[Given exercise]: Copy all lines that contain the word "urbano".

[Records for this task]:

┌────────

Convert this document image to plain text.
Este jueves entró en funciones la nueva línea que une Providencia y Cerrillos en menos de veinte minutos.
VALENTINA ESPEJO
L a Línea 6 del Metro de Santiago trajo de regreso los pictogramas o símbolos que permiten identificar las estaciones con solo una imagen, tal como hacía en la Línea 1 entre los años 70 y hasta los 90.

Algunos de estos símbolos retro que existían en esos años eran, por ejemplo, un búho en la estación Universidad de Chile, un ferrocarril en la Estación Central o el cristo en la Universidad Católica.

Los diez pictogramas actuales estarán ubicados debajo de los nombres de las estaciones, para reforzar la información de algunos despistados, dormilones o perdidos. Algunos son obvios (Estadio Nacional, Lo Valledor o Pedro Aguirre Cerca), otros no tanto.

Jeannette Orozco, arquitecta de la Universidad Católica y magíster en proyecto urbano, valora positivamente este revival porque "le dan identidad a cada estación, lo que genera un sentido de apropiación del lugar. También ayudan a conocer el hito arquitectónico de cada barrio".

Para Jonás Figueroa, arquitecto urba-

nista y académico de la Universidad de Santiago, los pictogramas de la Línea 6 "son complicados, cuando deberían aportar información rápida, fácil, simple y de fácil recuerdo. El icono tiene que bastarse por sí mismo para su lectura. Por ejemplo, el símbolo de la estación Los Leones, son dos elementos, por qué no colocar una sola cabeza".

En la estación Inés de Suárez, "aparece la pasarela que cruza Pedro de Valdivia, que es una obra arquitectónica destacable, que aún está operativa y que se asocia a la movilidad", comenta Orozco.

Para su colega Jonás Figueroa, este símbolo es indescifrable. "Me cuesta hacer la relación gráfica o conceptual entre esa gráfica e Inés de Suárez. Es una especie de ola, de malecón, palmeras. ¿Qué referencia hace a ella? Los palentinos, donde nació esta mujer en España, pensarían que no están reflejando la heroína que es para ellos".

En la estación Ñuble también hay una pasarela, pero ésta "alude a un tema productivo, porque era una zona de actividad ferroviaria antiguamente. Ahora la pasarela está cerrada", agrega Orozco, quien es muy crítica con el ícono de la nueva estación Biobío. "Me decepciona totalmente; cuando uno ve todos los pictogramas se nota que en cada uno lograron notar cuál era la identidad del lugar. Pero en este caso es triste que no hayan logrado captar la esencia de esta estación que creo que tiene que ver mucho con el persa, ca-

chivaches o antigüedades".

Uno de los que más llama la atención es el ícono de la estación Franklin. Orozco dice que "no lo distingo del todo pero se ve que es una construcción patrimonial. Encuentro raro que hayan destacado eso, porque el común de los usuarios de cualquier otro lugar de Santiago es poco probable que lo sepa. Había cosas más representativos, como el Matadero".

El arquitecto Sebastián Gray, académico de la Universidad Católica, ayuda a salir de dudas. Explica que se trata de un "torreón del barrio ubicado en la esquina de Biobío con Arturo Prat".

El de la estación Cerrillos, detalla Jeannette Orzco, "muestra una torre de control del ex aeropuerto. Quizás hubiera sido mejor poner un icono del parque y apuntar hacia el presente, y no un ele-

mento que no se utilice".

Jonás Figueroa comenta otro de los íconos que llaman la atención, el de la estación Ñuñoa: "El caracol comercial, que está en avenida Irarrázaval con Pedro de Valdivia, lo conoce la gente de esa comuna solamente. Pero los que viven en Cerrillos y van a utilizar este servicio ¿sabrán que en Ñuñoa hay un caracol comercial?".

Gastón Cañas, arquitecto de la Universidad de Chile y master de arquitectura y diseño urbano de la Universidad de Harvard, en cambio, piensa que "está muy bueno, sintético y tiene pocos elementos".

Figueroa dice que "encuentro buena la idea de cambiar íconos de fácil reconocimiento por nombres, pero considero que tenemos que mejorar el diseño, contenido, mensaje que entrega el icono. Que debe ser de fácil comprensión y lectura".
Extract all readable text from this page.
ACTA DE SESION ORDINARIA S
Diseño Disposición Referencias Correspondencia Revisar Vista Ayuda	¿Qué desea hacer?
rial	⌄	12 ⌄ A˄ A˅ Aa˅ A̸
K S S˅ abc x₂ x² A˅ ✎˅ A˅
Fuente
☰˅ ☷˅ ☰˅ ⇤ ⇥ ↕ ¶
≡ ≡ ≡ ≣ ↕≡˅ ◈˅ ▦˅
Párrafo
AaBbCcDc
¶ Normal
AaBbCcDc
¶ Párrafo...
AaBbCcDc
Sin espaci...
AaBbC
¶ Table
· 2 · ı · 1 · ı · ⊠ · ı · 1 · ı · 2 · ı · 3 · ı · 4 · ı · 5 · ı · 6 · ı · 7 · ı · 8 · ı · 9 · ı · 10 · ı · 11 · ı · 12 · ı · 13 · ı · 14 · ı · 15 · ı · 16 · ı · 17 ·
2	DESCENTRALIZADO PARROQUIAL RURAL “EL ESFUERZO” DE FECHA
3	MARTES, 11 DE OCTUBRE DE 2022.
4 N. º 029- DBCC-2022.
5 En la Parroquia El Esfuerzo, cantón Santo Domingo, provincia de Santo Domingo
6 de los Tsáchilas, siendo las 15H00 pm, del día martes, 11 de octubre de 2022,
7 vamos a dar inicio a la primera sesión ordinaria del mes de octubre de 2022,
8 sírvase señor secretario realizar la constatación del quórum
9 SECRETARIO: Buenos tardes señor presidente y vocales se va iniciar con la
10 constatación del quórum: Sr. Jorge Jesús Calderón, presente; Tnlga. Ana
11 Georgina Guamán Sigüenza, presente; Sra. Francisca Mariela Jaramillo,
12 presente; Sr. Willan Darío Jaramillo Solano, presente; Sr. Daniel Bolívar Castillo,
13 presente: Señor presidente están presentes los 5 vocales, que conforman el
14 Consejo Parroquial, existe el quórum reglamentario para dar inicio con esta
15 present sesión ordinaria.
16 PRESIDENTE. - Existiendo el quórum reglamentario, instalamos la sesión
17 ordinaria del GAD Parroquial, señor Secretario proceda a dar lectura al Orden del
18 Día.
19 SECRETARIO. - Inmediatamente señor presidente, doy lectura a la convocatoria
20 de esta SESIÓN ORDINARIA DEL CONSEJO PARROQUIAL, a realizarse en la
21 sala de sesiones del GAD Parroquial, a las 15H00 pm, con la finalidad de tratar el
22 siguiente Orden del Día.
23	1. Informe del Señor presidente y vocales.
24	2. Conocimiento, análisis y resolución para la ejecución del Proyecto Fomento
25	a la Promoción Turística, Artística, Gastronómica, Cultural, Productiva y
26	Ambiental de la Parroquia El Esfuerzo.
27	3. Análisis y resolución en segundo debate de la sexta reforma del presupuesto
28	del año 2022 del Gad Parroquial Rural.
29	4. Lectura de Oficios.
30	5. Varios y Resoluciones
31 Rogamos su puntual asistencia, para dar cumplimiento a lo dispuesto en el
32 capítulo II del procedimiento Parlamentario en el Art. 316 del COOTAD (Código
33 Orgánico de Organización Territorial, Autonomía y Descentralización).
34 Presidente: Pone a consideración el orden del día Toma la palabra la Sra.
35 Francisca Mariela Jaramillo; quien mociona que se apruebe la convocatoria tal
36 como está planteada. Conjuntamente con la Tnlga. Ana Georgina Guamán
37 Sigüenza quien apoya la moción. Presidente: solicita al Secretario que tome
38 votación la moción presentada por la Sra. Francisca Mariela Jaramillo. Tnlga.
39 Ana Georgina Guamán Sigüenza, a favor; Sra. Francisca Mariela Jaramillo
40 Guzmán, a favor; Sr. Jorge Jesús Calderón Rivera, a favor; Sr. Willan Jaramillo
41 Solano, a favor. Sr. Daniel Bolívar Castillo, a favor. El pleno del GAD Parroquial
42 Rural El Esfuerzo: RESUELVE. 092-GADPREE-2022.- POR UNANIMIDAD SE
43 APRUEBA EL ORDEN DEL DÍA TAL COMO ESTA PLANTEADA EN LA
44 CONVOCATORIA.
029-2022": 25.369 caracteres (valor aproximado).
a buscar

└────────

[Solution for this task]:
Jeannette Orozco, arquitecta de la Universidad Católica y magíster en proyecto urbano, valora positivamente este revival porque "le dan identidad a cada estación, lo que genera un sentido de apropiación del lugar. También ayudan a conocer el hito arquitectónico de cada barrio".
Gastón Cañas, arquitecto de la Universidad de Chile y master de arquitectura y diseño urbano de la Universidad de Harvard, en cambio, piensa que "está muy bueno, sintético y tiene pocos elementos".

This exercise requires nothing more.